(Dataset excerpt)
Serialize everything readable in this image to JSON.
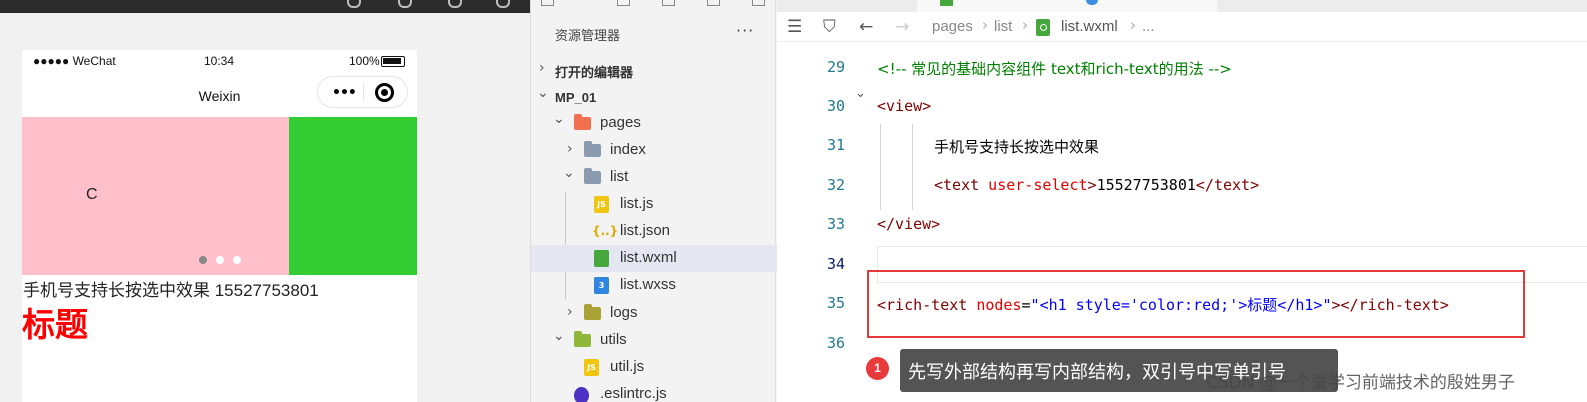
{
  "simulator": {
    "status_carrier": "●●●●● WeChat",
    "status_time": "10:34",
    "status_battery": "100%",
    "nav_title": "Weixin",
    "capsule_more": "•••",
    "swiper": {
      "slide_label": "C",
      "slide_colors": [
        "#ffc0cb",
        "#33cc33"
      ],
      "indicator_count": 3,
      "active_indicator": 1
    },
    "text_line": "手机号支持长按选中效果 15527753801",
    "rich_text_heading": "标题",
    "heading_color": "#ff0000"
  },
  "explorer": {
    "title": "资源管理器",
    "more": "···",
    "items": [
      {
        "label": "打开的编辑器",
        "chevron": "›"
      },
      {
        "label": "MP_01",
        "chevron": "⌄"
      },
      {
        "label": "pages",
        "chevron": "⌄"
      },
      {
        "label": "index",
        "chevron": "›"
      },
      {
        "label": "list",
        "chevron": "⌄"
      },
      {
        "label": "list.js",
        "icon": "JS"
      },
      {
        "label": "list.json",
        "icon": "{..}"
      },
      {
        "label": "list.wxml",
        "icon": "wxml"
      },
      {
        "label": "list.wxss",
        "icon": "3"
      },
      {
        "label": "logs",
        "chevron": "›"
      },
      {
        "label": "utils",
        "chevron": "⌄"
      },
      {
        "label": "util.js",
        "icon": "JS"
      },
      {
        "label": ".eslintrc.js"
      }
    ]
  },
  "editor": {
    "breadcrumb": [
      "pages",
      "list",
      "list.wxml",
      "..."
    ],
    "lines": [
      {
        "no": "29"
      },
      {
        "no": "30"
      },
      {
        "no": "31"
      },
      {
        "no": "32"
      },
      {
        "no": "33"
      },
      {
        "no": "34"
      },
      {
        "no": "35"
      },
      {
        "no": "36"
      }
    ],
    "code": {
      "l29": "<!-- 常见的基础内容组件 text和rich-text的用法 -->",
      "l30_open": "<",
      "l30_tag": "view",
      "l30_close": ">",
      "l31": "手机号支持长按选中效果",
      "l32_open": "<",
      "l32_tag": "text",
      "l32_attr": " user-select",
      "l32_gt": ">",
      "l32_content": "15527753801",
      "l32_end": "</text>",
      "l33": "</view>",
      "l35_open": "<",
      "l35_tag": "rich-text",
      "l35_attr": " nodes",
      "l35_eq": "=",
      "l35_q1": "\"",
      "l35_h1_open": "<h1 style='color:red;'>",
      "l35_h1_text": "标题",
      "l35_h1_close": "</h1>",
      "l35_q2": "\"",
      "l35_end": "></rich-text>"
    },
    "annotation_number": "1",
    "annotation_text": "先写外部结构再写内部结构，双引号中写单引号",
    "watermark": "CSDN @一个爱学习前端技术的殷姓男子",
    "highlight_color": "#e53a36"
  }
}
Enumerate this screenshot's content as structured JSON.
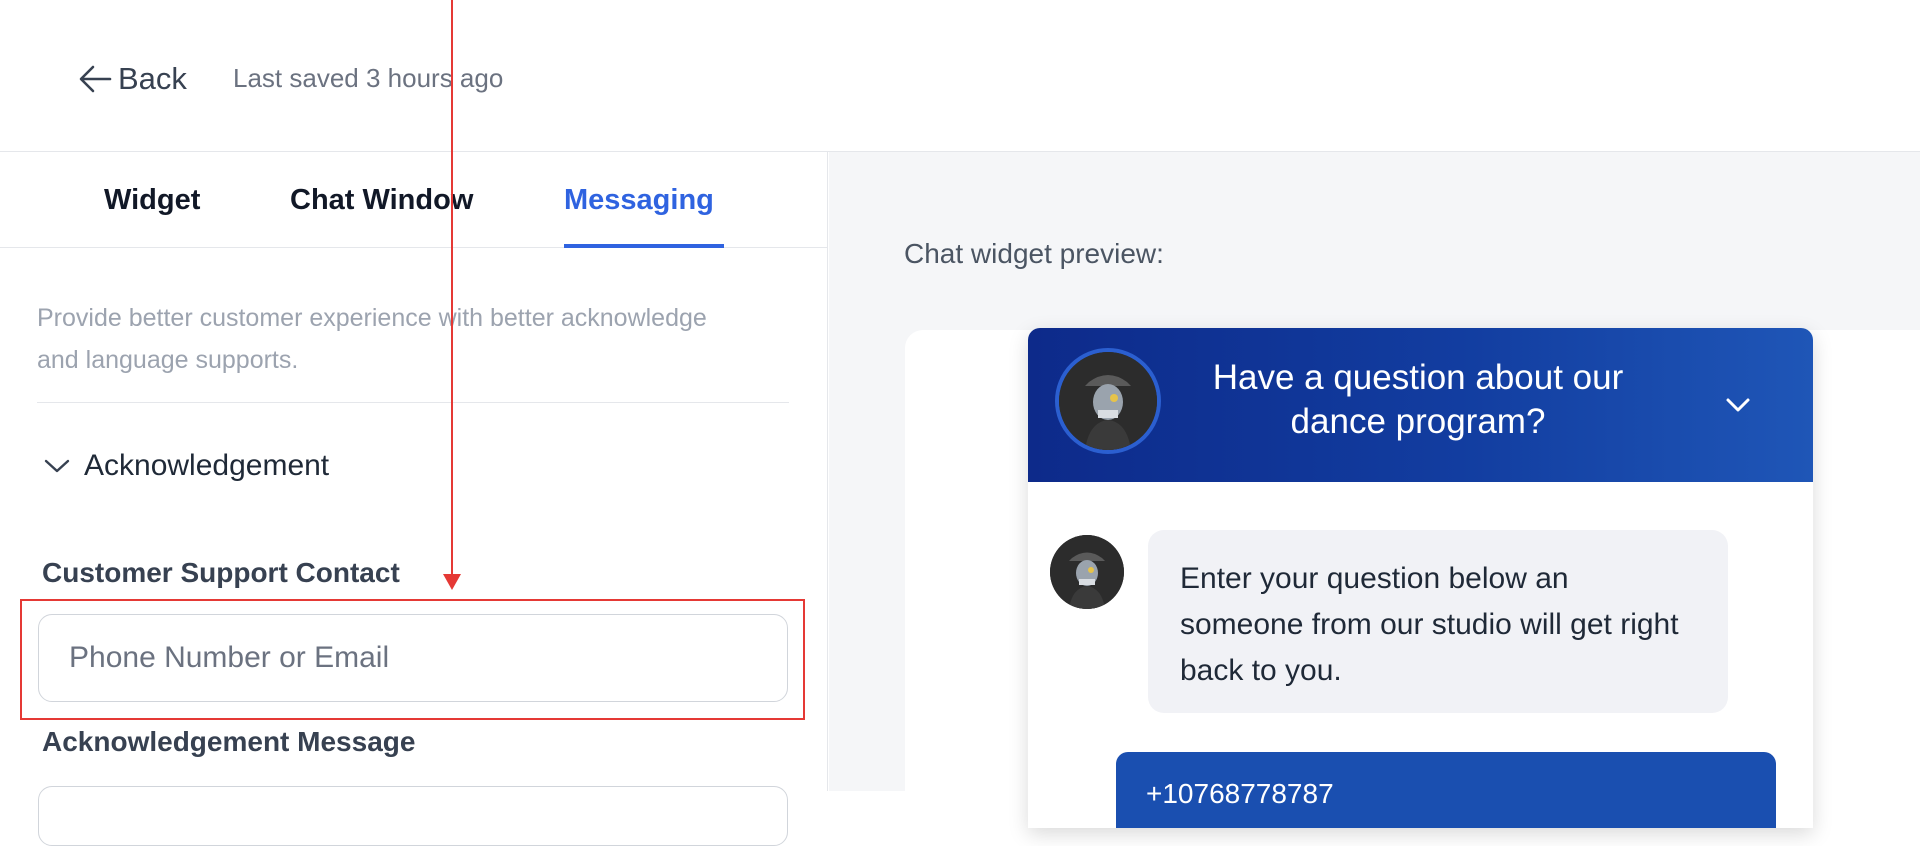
{
  "topbar": {
    "back_label": "Back",
    "last_saved": "Last saved 3 hours ago"
  },
  "tabs": [
    {
      "label": "Widget",
      "active": false
    },
    {
      "label": "Chat Window",
      "active": false
    },
    {
      "label": "Messaging",
      "active": true
    }
  ],
  "messaging": {
    "intro": "Provide better customer experience with better acknowledge and language supports.",
    "section_title": "Acknowledgement",
    "support_contact_label": "Customer Support Contact",
    "support_contact_placeholder": "Phone Number or Email",
    "support_contact_value": "",
    "ack_message_label": "Acknowledgement Message"
  },
  "preview": {
    "label": "Chat widget preview:",
    "chat_title": "Have a question about our dance program?",
    "bot_message": "Enter your question below an someone from our studio will get right back to you.",
    "user_message": "+10768778787"
  },
  "colors": {
    "accent": "#2f63e0",
    "header_start": "#0d2a8a",
    "header_end": "#1f56b7",
    "annotation": "#e53935"
  },
  "icons": {
    "back": "arrow-left-icon",
    "section": "chevron-down-icon",
    "collapse": "chevron-down-icon"
  }
}
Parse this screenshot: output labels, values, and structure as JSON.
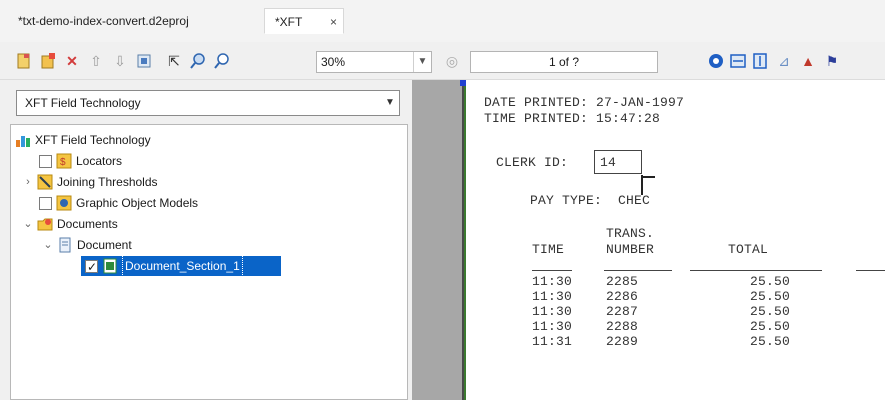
{
  "tabs": [
    {
      "label": "*txt-demo-index-convert.d2eproj",
      "active": false
    },
    {
      "label": "*XFT",
      "active": true,
      "close": "×"
    }
  ],
  "toolbar": {
    "icons": [
      "new-icon",
      "add-icon",
      "delete-icon",
      "move-up-icon",
      "move-down-icon",
      "properties-icon",
      "pointer-icon",
      "zoom-in-icon",
      "zoom-out-icon"
    ],
    "zoom_value": "30%",
    "page_value": "1 of ?",
    "right_icons": [
      "info-icon",
      "fit-width-icon",
      "fit-height-icon",
      "chart-icon",
      "warning-icon",
      "flag-icon"
    ]
  },
  "left_panel": {
    "selector_value": "XFT Field Technology",
    "tree": [
      {
        "label": "XFT Field Technology",
        "icon": "app-icon",
        "level": 0
      },
      {
        "label": "Locators",
        "icon": "locator-icon",
        "level": 1,
        "checkbox": true
      },
      {
        "label": "Joining Thresholds",
        "icon": "threshold-icon",
        "level": 1,
        "expander": ">"
      },
      {
        "label": "Graphic Object Models",
        "icon": "graphic-model-icon",
        "level": 1,
        "checkbox": true
      },
      {
        "label": "Documents",
        "icon": "documents-icon",
        "level": 1,
        "expander": "v"
      },
      {
        "label": "Document",
        "icon": "document-icon",
        "level": 2,
        "expander": "v"
      },
      {
        "label": "Document_Section_1",
        "icon": "section-icon",
        "level": 3,
        "checkbox": true,
        "checked": true,
        "selected": true
      }
    ]
  },
  "document": {
    "date_line": "DATE PRINTED: 27-JAN-1997",
    "time_line": "TIME PRINTED: 15:47:28",
    "clerk_label": "CLERK ID:",
    "clerk_value": "14",
    "pay_type": "PAY TYPE:  CHEC",
    "col_time": "TIME",
    "col_trans_top": "TRANS.",
    "col_trans_bottom": "NUMBER",
    "col_total": "TOTAL",
    "rows": [
      {
        "time": "11:30",
        "number": "2285",
        "total": "25.50"
      },
      {
        "time": "11:30",
        "number": "2286",
        "total": "25.50"
      },
      {
        "time": "11:30",
        "number": "2287",
        "total": "25.50"
      },
      {
        "time": "11:30",
        "number": "2288",
        "total": "25.50"
      },
      {
        "time": "11:31",
        "number": "2289",
        "total": "25.50"
      }
    ]
  },
  "colors": {
    "selection": "#0a64c8",
    "page_border": "#3b7a2f",
    "gutter": "#a7a7a7"
  }
}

> **AIM**: Repeat each line of the records above exactly, but do not copy the pictures.

> **RESULT FOR THIS TASK**:
Serialize everything readable in this image to JSON.
{
  "simulator": {
    "status_carrier": "●●●●● WeChat",
    "status_time": "10:34",
    "status_battery": "100%",
    "nav_title": "Weixin",
    "capsule_more": "•••",
    "swiper": {
      "slide_label": "C",
      "slide_colors": [
        "#ffc0cb",
        "#33cc33"
      ],
      "indicator_count": 3,
      "active_indicator": 1
    },
    "text_line": "手机号支持长按选中效果 15527753801",
    "rich_text_heading": "标题",
    "heading_color": "#ff0000"
  },
  "explorer": {
    "title": "资源管理器",
    "more": "···",
    "items": [
      {
        "label": "打开的编辑器",
        "chevron": "›"
      },
      {
        "label": "MP_01",
        "chevron": "⌄"
      },
      {
        "label": "pages",
        "chevron": "⌄"
      },
      {
        "label": "index",
        "chevron": "›"
      },
      {
        "label": "list",
        "chevron": "⌄"
      },
      {
        "label": "list.js",
        "icon": "JS"
      },
      {
        "label": "list.json",
        "icon": "{..}"
      },
      {
        "label": "list.wxml",
        "icon": "wxml"
      },
      {
        "label": "list.wxss",
        "icon": "3"
      },
      {
        "label": "logs",
        "chevron": "›"
      },
      {
        "label": "utils",
        "chevron": "⌄"
      },
      {
        "label": "util.js",
        "icon": "JS"
      },
      {
        "label": ".eslintrc.js"
      }
    ]
  },
  "editor": {
    "breadcrumb": [
      "pages",
      "list",
      "list.wxml",
      "..."
    ],
    "lines": [
      {
        "no": "29"
      },
      {
        "no": "30"
      },
      {
        "no": "31"
      },
      {
        "no": "32"
      },
      {
        "no": "33"
      },
      {
        "no": "34"
      },
      {
        "no": "35"
      },
      {
        "no": "36"
      }
    ],
    "code": {
      "l29": "<!-- 常见的基础内容组件 text和rich-text的用法 -->",
      "l30_open": "<",
      "l30_tag": "view",
      "l30_close": ">",
      "l31": "手机号支持长按选中效果",
      "l32_open": "<",
      "l32_tag": "text",
      "l32_attr": " user-select",
      "l32_gt": ">",
      "l32_content": "15527753801",
      "l32_end": "</text>",
      "l33": "</view>",
      "l35_open": "<",
      "l35_tag": "rich-text",
      "l35_attr": " nodes",
      "l35_eq": "=",
      "l35_q1": "\"",
      "l35_h1_open": "<h1 style='color:red;'>",
      "l35_h1_text": "标题",
      "l35_h1_close": "</h1>",
      "l35_q2": "\"",
      "l35_end": "></rich-text>"
    },
    "annotation_number": "1",
    "annotation_text": "先写外部结构再写内部结构，双引号中写单引号",
    "watermark": "CSDN @一个爱学习前端技术的殷姓男子",
    "highlight_color": "#e53a36"
  }
}
Enumerate this screenshot's content as structured JSON.
{
  "topbar": {
    "back_label": "Back",
    "last_saved": "Last saved 3 hours ago"
  },
  "tabs": [
    {
      "label": "Widget",
      "active": false
    },
    {
      "label": "Chat Window",
      "active": false
    },
    {
      "label": "Messaging",
      "active": true
    }
  ],
  "messaging": {
    "intro": "Provide better customer experience with better acknowledge and language supports.",
    "section_title": "Acknowledgement",
    "support_contact_label": "Customer Support Contact",
    "support_contact_placeholder": "Phone Number or Email",
    "support_contact_value": "",
    "ack_message_label": "Acknowledgement Message"
  },
  "preview": {
    "label": "Chat widget preview:",
    "chat_title": "Have a question about our dance program?",
    "bot_message": "Enter your question below an someone from our studio will get right back to you.",
    "user_message": "+10768778787"
  },
  "colors": {
    "accent": "#2f63e0",
    "header_start": "#0d2a8a",
    "header_end": "#1f56b7",
    "annotation": "#e53935"
  },
  "icons": {
    "back": "arrow-left-icon",
    "section": "chevron-down-icon",
    "collapse": "chevron-down-icon"
  }
}
Parse this screenshot: output labels, values, and structure as JSON.
{
  "tabs": [
    {
      "label": "*txt-demo-index-convert.d2eproj",
      "active": false
    },
    {
      "label": "*XFT",
      "active": true,
      "close": "×"
    }
  ],
  "toolbar": {
    "icons": [
      "new-icon",
      "add-icon",
      "delete-icon",
      "move-up-icon",
      "move-down-icon",
      "properties-icon",
      "pointer-icon",
      "zoom-in-icon",
      "zoom-out-icon"
    ],
    "zoom_value": "30%",
    "page_value": "1 of ?",
    "right_icons": [
      "info-icon",
      "fit-width-icon",
      "fit-height-icon",
      "chart-icon",
      "warning-icon",
      "flag-icon"
    ]
  },
  "left_panel": {
    "selector_value": "XFT Field Technology",
    "tree": [
      {
        "label": "XFT Field Technology",
        "icon": "app-icon",
        "level": 0
      },
      {
        "label": "Locators",
        "icon": "locator-icon",
        "level": 1,
        "checkbox": true
      },
      {
        "label": "Joining Thresholds",
        "icon": "threshold-icon",
        "level": 1,
        "expander": ">"
      },
      {
        "label": "Graphic Object Models",
        "icon": "graphic-model-icon",
        "level": 1,
        "checkbox": true
      },
      {
        "label": "Documents",
        "icon": "documents-icon",
        "level": 1,
        "expander": "v"
      },
      {
        "label": "Document",
        "icon": "document-icon",
        "level": 2,
        "expander": "v"
      },
      {
        "label": "Document_Section_1",
        "icon": "section-icon",
        "level": 3,
        "checkbox": true,
        "checked": true,
        "selected": true
      }
    ]
  },
  "document": {
    "date_line": "DATE PRINTED: 27-JAN-1997",
    "time_line": "TIME PRINTED: 15:47:28",
    "clerk_label": "CLERK ID:",
    "clerk_value": "14",
    "pay_type": "PAY TYPE:  CHEC",
    "col_time": "TIME",
    "col_trans_top": "TRANS.",
    "col_trans_bottom": "NUMBER",
    "col_total": "TOTAL",
    "rows": [
      {
        "time": "11:30",
        "number": "2285",
        "total": "25.50"
      },
      {
        "time": "11:30",
        "number": "2286",
        "total": "25.50"
      },
      {
        "time": "11:30",
        "number": "2287",
        "total": "25.50"
      },
      {
        "time": "11:30",
        "number": "2288",
        "total": "25.50"
      },
      {
        "time": "11:31",
        "number": "2289",
        "total": "25.50"
      }
    ]
  },
  "colors": {
    "selection": "#0a64c8",
    "page_border": "#3b7a2f",
    "gutter": "#a7a7a7"
  }
}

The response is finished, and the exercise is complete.